Data excerpts:
────────────────────────────────────────

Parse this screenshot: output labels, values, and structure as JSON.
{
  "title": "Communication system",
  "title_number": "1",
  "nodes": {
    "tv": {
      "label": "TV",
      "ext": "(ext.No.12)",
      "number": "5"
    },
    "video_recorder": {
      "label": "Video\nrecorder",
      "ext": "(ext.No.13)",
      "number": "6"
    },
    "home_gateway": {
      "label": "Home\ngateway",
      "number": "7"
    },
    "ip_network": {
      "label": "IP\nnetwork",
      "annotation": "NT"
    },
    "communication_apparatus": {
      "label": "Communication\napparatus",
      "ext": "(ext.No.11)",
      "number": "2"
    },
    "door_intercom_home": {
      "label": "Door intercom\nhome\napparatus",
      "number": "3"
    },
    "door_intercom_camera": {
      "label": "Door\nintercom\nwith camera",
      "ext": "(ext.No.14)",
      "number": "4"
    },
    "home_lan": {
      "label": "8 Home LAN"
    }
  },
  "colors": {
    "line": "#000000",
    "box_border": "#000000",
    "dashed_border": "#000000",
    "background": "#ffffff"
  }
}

────────────────────────────────────────

Copy out each record from above, exactly.

Parse this screenshot: output labels, values, and structure as JSON.
{
  "title": "Communication system",
  "title_number": "1",
  "nodes": {
    "tv": {
      "label": "TV",
      "ext": "(ext.No.12)",
      "number": "5"
    },
    "video_recorder": {
      "label": "Video\nrecorder",
      "ext": "(ext.No.13)",
      "number": "6"
    },
    "home_gateway": {
      "label": "Home\ngateway",
      "number": "7"
    },
    "ip_network": {
      "label": "IP\nnetwork",
      "annotation": "NT"
    },
    "communication_apparatus": {
      "label": "Communication\napparatus",
      "ext": "(ext.No.11)",
      "number": "2"
    },
    "door_intercom_home": {
      "label": "Door intercom\nhome\napparatus",
      "number": "3"
    },
    "door_intercom_camera": {
      "label": "Door\nintercom\nwith camera",
      "ext": "(ext.No.14)",
      "number": "4"
    },
    "home_lan": {
      "label": "8 Home LAN"
    }
  },
  "colors": {
    "line": "#000000",
    "box_border": "#000000",
    "dashed_border": "#000000",
    "background": "#ffffff"
  }
}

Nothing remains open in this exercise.